Dataset entries:
::::::::
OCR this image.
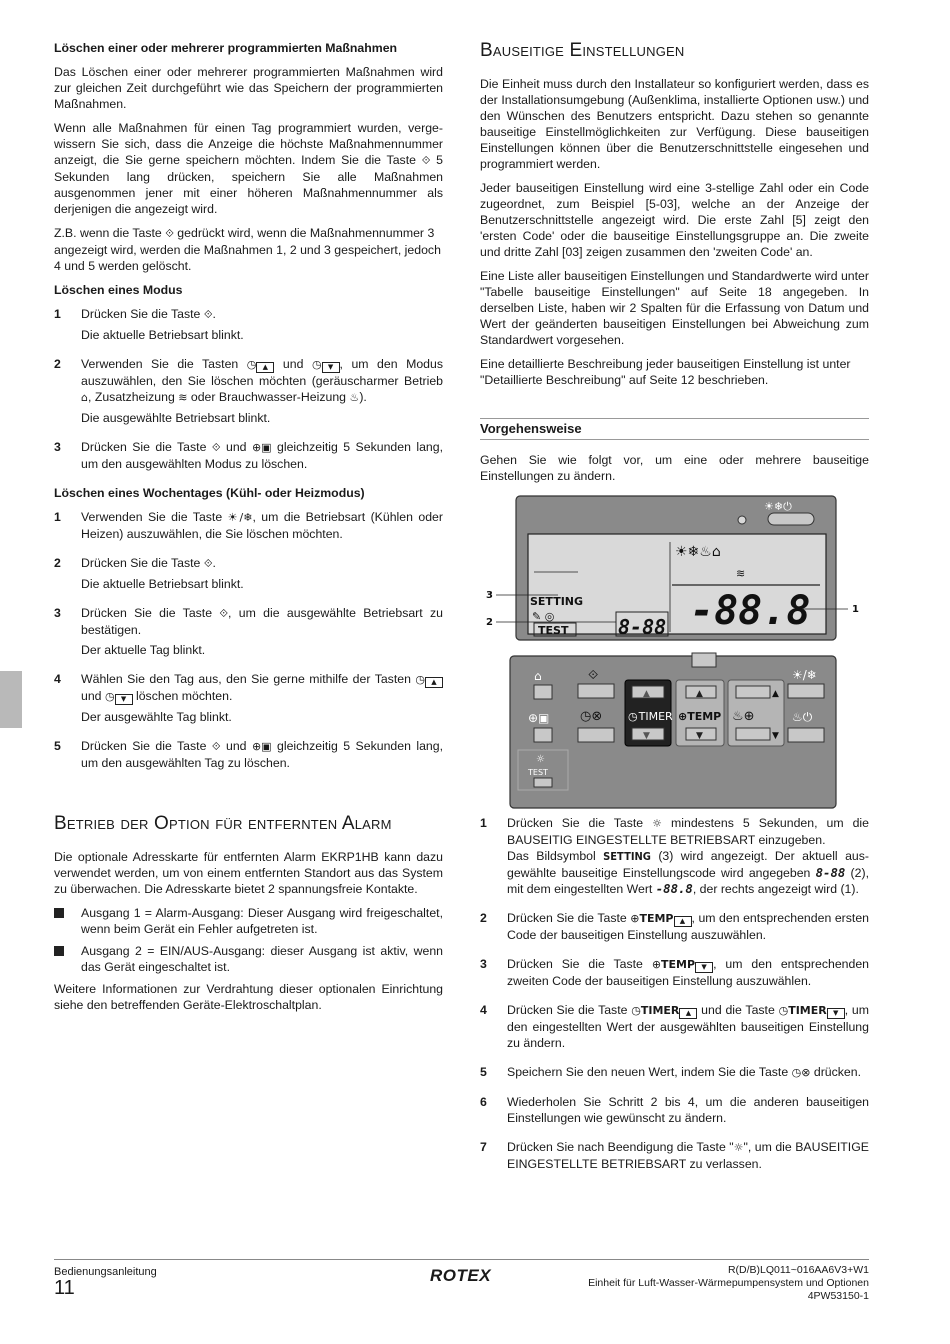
Löschen einer oder mehrerer programmierten Maßnahmen

Das Löschen einer oder mehrerer programmierten Maßnahmen wird zur gleichen Zeit durchgeführt wie das Speichern der programmierten Maßnahmen.

Wenn alle Maßnahmen für einen Tag programmiert wurden, verge-wissern Sie sich, dass die Anzeige die höchste Maßnahmennummer anzeigt, die Sie gerne speichern möchten. Indem Sie die Taste ⟐ 5 Sekunden lang drücken, speichern Sie alle Maßnahmen ausgenommen jener mit einer höheren Maßnahmennummer als derjenigen die angezeigt wird.

Z.B. wenn die Taste ⟐ gedrückt wird, wenn die Maßnahmennummer 3 angezeigt wird, werden die Maßnahmen 1, 2 und 3 gespeichert, jedoch 4 und 5 werden gelöscht.

Löschen eines Modus
1	Drücken Sie die Taste ⟐.

Die aktuelle Betriebsart blinkt.

2	Verwenden Sie die Tasten ◷ ▲ und ◷ ▼ , um den Modus auszuwählen, den Sie löschen möchten (geräuscharmer Betrieb ⌂, Zusatzheizung ≋ oder Brauchwasser-Heizung ♨).

Die ausgewählte Betriebsart blinkt.

3	Drücken Sie die Taste ⟐ und ⊕▣ gleichzeitig 5 Sekunden lang, um den ausgewählten Modus zu löschen.

Löschen eines Wochentages (Kühl- oder Heizmodus)
1	Verwenden Sie die Taste ☀/❄, um die Betriebsart (Kühlen oder Heizen) auszuwählen, die Sie löschen möchten.

2	Drücken Sie die Taste ⟐.

Die aktuelle Betriebsart blinkt.

3	Drücken Sie die Taste ⟐, um die ausgewählte Betriebsart zu bestätigen.

Der aktuelle Tag blinkt.

4	Wählen Sie den Tag aus, den Sie gerne mithilfe der Tasten ◷ ▲ und ◷ ▼ löschen möchten.

Der ausgewählte Tag blinkt.

5	Drücken Sie die Taste ⟐ und ⊕▣ gleichzeitig 5 Sekunden lang, um den ausgewählten Tag zu löschen.

Betrieb der Option für entfernten Alarm

Die optionale Adresskarte für entfernten Alarm EKRP1HB kann dazu verwendet werden, um von einem entfernten Standort aus das System zu überwachen. Die Adresskarte bietet 2 spannungsfreie Kontakte.

Ausgang 1 = Alarm-Ausgang: Dieser Ausgang wird freigeschaltet, wenn beim Gerät ein Fehler aufgetreten ist.
Ausgang 2 = EIN/AUS-Ausgang: dieser Ausgang ist aktiv, wenn das Gerät eingeschaltet ist.

Weitere Informationen zur Verdrahtung dieser optionalen Einrichtung siehe den betreffenden Geräte-Elektroschaltplan.

Bauseitige Einstellungen

Die Einheit muss durch den Installateur so konfiguriert werden, dass es der Installationsumgebung (Außenklima, installierte Optionen usw.) und den Wünschen des Benutzers entspricht. Dazu stehen so genannte bauseitige Einstellmöglichkeiten zur Verfügung. Diese bauseitigen Einstellungen können über die Benutzerschnittstelle eingesehen und programmiert werden.

Jeder bauseitigen Einstellung wird eine 3-stellige Zahl oder ein Code zugeordnet, zum Beispiel [5-03], welche an der Anzeige der Benutzerschnittstelle angezeigt wird. Die erste Zahl [5] zeigt den 'ersten Code' oder die bauseitige Einstellungsgruppe an. Die zweite und dritte Zahl [03] zeigen zusammen den 'zweiten Code' an.

Eine Liste aller bauseitigen Einstellungen und Standardwerte wird unter "Tabelle bauseitige Einstellungen" auf Seite 18 angegeben. In derselben Liste, haben wir 2 Spalten für die Erfassung von Datum und Wert der geänderten bauseitigen Einstellungen bei Abweichung zum Standardwert vorgesehen.

Eine detaillierte Beschreibung jeder bauseitigen Einstellung ist unter "Detaillierte Beschreibung" auf Seite 12 beschrieben.

Vorgehensweise

Gehen Sie wie folgt vor, um eine oder mehrere bauseitige Einstellungen zu ändern.

☀❄⏻
☀❄♨⌂
≋
SETTING
✎ ◎
TEST 8-88 -88.8
3
2
1
⌂
⊕▣
☼
TEST
⟐
◷⊗
▲
◷TIMER
▼
▲
⊕TEMP
▼
▲
♨⊕
▼
☀/❄
♨⏻
1	Drücken Sie die Taste ☼ mindestens 5 Sekunden, um die BAUSEITIG EINGESTELLTE BETRIEBSART einzugeben.
Das Bildsymbol SETTING (3) wird angezeigt. Der aktuell aus-gewählte bauseitige Einstellungscode wird angegeben 8-88 (2), mit dem eingestellten Wert -88.8, der rechts angezeigt wird (1).

2	Drücken Sie die Taste ⊕TEMP ▲ , um den entsprechenden ersten Code der bauseitigen Einstellung auszuwählen.

3	Drücken Sie die Taste ⊕TEMP ▼ , um den entsprechenden zweiten Code der bauseitigen Einstellung auszuwählen.

4	Drücken Sie die Taste ◷TIMER ▲ und die Taste ◷TIMER ▼ , um den eingestellten Wert der ausgewählten bauseitigen Einstellung zu ändern.

5	Speichern Sie den neuen Wert, indem Sie die Taste ◷⊗ drücken.

6	Wiederholen Sie Schritt 2 bis 4, um die anderen bauseitigen Einstellungen wie gewünscht zu ändern.

7	Drücken Sie nach Beendigung die Taste "☼", um die BAUSEITIGE EINGESTELLTE BETRIEBSART zu verlassen.

Bedienungsanleitung
11
ROTEX	R(D/B)LQ011~016AA6V3+W1
Einheit für Luft-Wasser-Wärmepumpensystem und Optionen
4PW53150-1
::::::::
Problem statement:
In your copy of the records above, include every line exactly but no pictures.

Problem solution:
OCR this image.
Löschen einer oder mehrerer programmierten Maßnahmen

Das Löschen einer oder mehrerer programmierten Maßnahmen wird zur gleichen Zeit durchgeführt wie das Speichern der programmierten Maßnahmen.

Wenn alle Maßnahmen für einen Tag programmiert wurden, verge-wissern Sie sich, dass die Anzeige die höchste Maßnahmennummer anzeigt, die Sie gerne speichern möchten. Indem Sie die Taste ⟐ 5 Sekunden lang drücken, speichern Sie alle Maßnahmen ausgenommen jener mit einer höheren Maßnahmennummer als derjenigen die angezeigt wird.

Z.B. wenn die Taste ⟐ gedrückt wird, wenn die Maßnahmennummer 3 angezeigt wird, werden die Maßnahmen 1, 2 und 3 gespeichert, jedoch 4 und 5 werden gelöscht.

Löschen eines Modus
1	Drücken Sie die Taste ⟐.

Die aktuelle Betriebsart blinkt.

2	Verwenden Sie die Tasten ◷ ▲ und ◷ ▼ , um den Modus auszuwählen, den Sie löschen möchten (geräuscharmer Betrieb ⌂, Zusatzheizung ≋ oder Brauchwasser-Heizung ♨).

Die ausgewählte Betriebsart blinkt.

3	Drücken Sie die Taste ⟐ und ⊕▣ gleichzeitig 5 Sekunden lang, um den ausgewählten Modus zu löschen.

Löschen eines Wochentages (Kühl- oder Heizmodus)
1	Verwenden Sie die Taste ☀/❄, um die Betriebsart (Kühlen oder Heizen) auszuwählen, die Sie löschen möchten.

2	Drücken Sie die Taste ⟐.

Die aktuelle Betriebsart blinkt.

3	Drücken Sie die Taste ⟐, um die ausgewählte Betriebsart zu bestätigen.

Der aktuelle Tag blinkt.

4	Wählen Sie den Tag aus, den Sie gerne mithilfe der Tasten ◷ ▲ und ◷ ▼ löschen möchten.

Der ausgewählte Tag blinkt.

5	Drücken Sie die Taste ⟐ und ⊕▣ gleichzeitig 5 Sekunden lang, um den ausgewählten Tag zu löschen.

Betrieb der Option für entfernten Alarm

Die optionale Adresskarte für entfernten Alarm EKRP1HB kann dazu verwendet werden, um von einem entfernten Standort aus das System zu überwachen. Die Adresskarte bietet 2 spannungsfreie Kontakte.

Ausgang 1 = Alarm-Ausgang: Dieser Ausgang wird freigeschaltet, wenn beim Gerät ein Fehler aufgetreten ist.
Ausgang 2 = EIN/AUS-Ausgang: dieser Ausgang ist aktiv, wenn das Gerät eingeschaltet ist.

Weitere Informationen zur Verdrahtung dieser optionalen Einrichtung siehe den betreffenden Geräte-Elektroschaltplan.

Bauseitige Einstellungen

Die Einheit muss durch den Installateur so konfiguriert werden, dass es der Installationsumgebung (Außenklima, installierte Optionen usw.) und den Wünschen des Benutzers entspricht. Dazu stehen so genannte bauseitige Einstellmöglichkeiten zur Verfügung. Diese bauseitigen Einstellungen können über die Benutzerschnittstelle eingesehen und programmiert werden.

Jeder bauseitigen Einstellung wird eine 3-stellige Zahl oder ein Code zugeordnet, zum Beispiel [5-03], welche an der Anzeige der Benutzerschnittstelle angezeigt wird. Die erste Zahl [5] zeigt den 'ersten Code' oder die bauseitige Einstellungsgruppe an. Die zweite und dritte Zahl [03] zeigen zusammen den 'zweiten Code' an.

Eine Liste aller bauseitigen Einstellungen und Standardwerte wird unter "Tabelle bauseitige Einstellungen" auf Seite 18 angegeben. In derselben Liste, haben wir 2 Spalten für die Erfassung von Datum und Wert der geänderten bauseitigen Einstellungen bei Abweichung zum Standardwert vorgesehen.

Eine detaillierte Beschreibung jeder bauseitigen Einstellung ist unter "Detaillierte Beschreibung" auf Seite 12 beschrieben.

Vorgehensweise

Gehen Sie wie folgt vor, um eine oder mehrere bauseitige Einstellungen zu ändern.

☀❄⏻
☀❄♨⌂
≋
SETTING
✎ ◎
TEST 8-88 -88.8
3
2
1
⌂
⊕▣
☼
TEST
⟐
◷⊗
▲
◷TIMER
▼
▲
⊕TEMP
▼
▲
♨⊕
▼
☀/❄
♨⏻
1	Drücken Sie die Taste ☼ mindestens 5 Sekunden, um die BAUSEITIG EINGESTELLTE BETRIEBSART einzugeben.
Das Bildsymbol SETTING (3) wird angezeigt. Der aktuell aus-gewählte bauseitige Einstellungscode wird angegeben 8-88 (2), mit dem eingestellten Wert -88.8, der rechts angezeigt wird (1).

2	Drücken Sie die Taste ⊕TEMP ▲ , um den entsprechenden ersten Code der bauseitigen Einstellung auszuwählen.

3	Drücken Sie die Taste ⊕TEMP ▼ , um den entsprechenden zweiten Code der bauseitigen Einstellung auszuwählen.

4	Drücken Sie die Taste ◷TIMER ▲ und die Taste ◷TIMER ▼ , um den eingestellten Wert der ausgewählten bauseitigen Einstellung zu ändern.

5	Speichern Sie den neuen Wert, indem Sie die Taste ◷⊗ drücken.

6	Wiederholen Sie Schritt 2 bis 4, um die anderen bauseitigen Einstellungen wie gewünscht zu ändern.

7	Drücken Sie nach Beendigung die Taste "☼", um die BAUSEITIGE EINGESTELLTE BETRIEBSART zu verlassen.

Bedienungsanleitung
11
ROTEX	R(D/B)LQ011~016AA6V3+W1
Einheit für Luft-Wasser-Wärmepumpensystem und Optionen
4PW53150-1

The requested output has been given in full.